= GOAL =
Copy out the data exactly, leaving the pictures behind.

Collected data entries:
....
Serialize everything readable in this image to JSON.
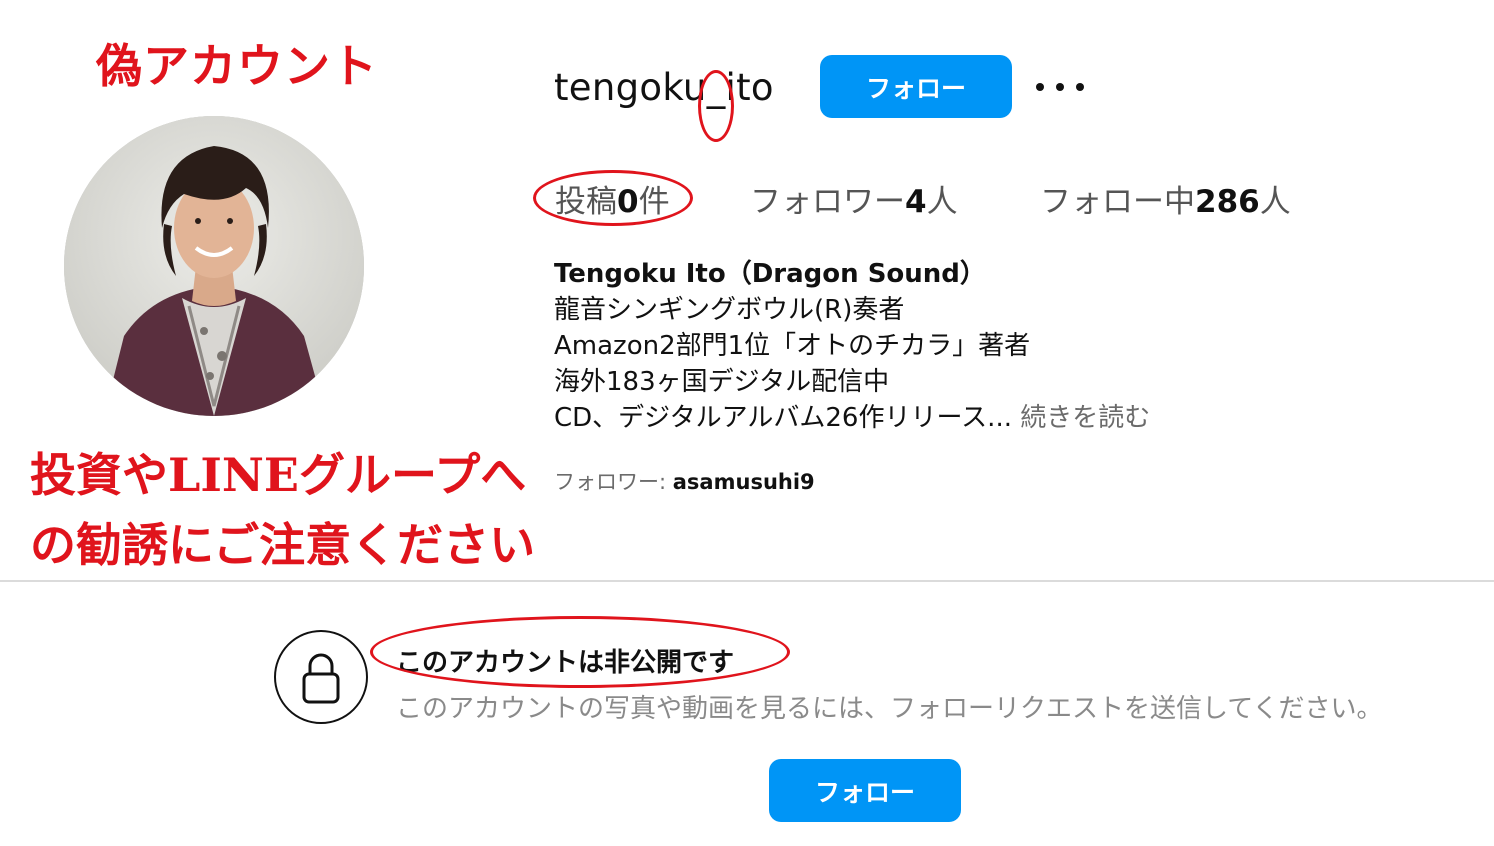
{
  "annotations": {
    "warning_title": "偽アカウント",
    "warning_message_line1": "投資やLINEグループへ",
    "warning_message_line2": "の勧誘にご注意ください",
    "color": "#e0141c"
  },
  "profile": {
    "username": "tengoku_ito",
    "username_part1": "tengoku",
    "username_part2": "_",
    "username_part3": "ito",
    "follow_label": "フォロー",
    "more_icon": "more-horizontal-icon",
    "avatar_icon": "profile-photo"
  },
  "stats": {
    "posts_label": "投稿",
    "posts_count": "0",
    "posts_unit": "件",
    "followers_label": "フォロワー",
    "followers_count": "4",
    "followers_unit": "人",
    "following_label": "フォロー中",
    "following_count": "286",
    "following_unit": "人"
  },
  "bio": {
    "name": "Tengoku Ito（Dragon Sound）",
    "line1": "龍音シンギングボウル(R)奏者",
    "line2": "Amazon2部門1位「オトのチカラ」著者",
    "line3": "海外183ヶ国デジタル配信中",
    "line4": "CD、デジタルアルバム26作リリース...",
    "read_more": "続きを読む",
    "followed_by_label": "フォロワー: ",
    "followed_by_user": "asamusuhi9"
  },
  "private": {
    "title": "このアカウントは非公開です",
    "description": "このアカウントの写真や動画を見るには、フォローリクエストを送信してください。",
    "follow_label": "フォロー",
    "lock_icon": "lock-icon"
  },
  "colors": {
    "accent": "#0095f6",
    "annotation": "#e0141c",
    "divider": "#dbdbdb"
  }
}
....
= OUTPUT OF THE EXERCISE =
Serialize everything readable in this image to JSON.
{
  "annotations": {
    "warning_title": "偽アカウント",
    "warning_message_line1": "投資やLINEグループへ",
    "warning_message_line2": "の勧誘にご注意ください",
    "color": "#e0141c"
  },
  "profile": {
    "username": "tengoku_ito",
    "username_part1": "tengoku",
    "username_part2": "_",
    "username_part3": "ito",
    "follow_label": "フォロー",
    "more_icon": "more-horizontal-icon",
    "avatar_icon": "profile-photo"
  },
  "stats": {
    "posts_label": "投稿",
    "posts_count": "0",
    "posts_unit": "件",
    "followers_label": "フォロワー",
    "followers_count": "4",
    "followers_unit": "人",
    "following_label": "フォロー中",
    "following_count": "286",
    "following_unit": "人"
  },
  "bio": {
    "name": "Tengoku Ito（Dragon Sound）",
    "line1": "龍音シンギングボウル(R)奏者",
    "line2": "Amazon2部門1位「オトのチカラ」著者",
    "line3": "海外183ヶ国デジタル配信中",
    "line4": "CD、デジタルアルバム26作リリース...",
    "read_more": "続きを読む",
    "followed_by_label": "フォロワー: ",
    "followed_by_user": "asamusuhi9"
  },
  "private": {
    "title": "このアカウントは非公開です",
    "description": "このアカウントの写真や動画を見るには、フォローリクエストを送信してください。",
    "follow_label": "フォロー",
    "lock_icon": "lock-icon"
  },
  "colors": {
    "accent": "#0095f6",
    "annotation": "#e0141c",
    "divider": "#dbdbdb"
  }
}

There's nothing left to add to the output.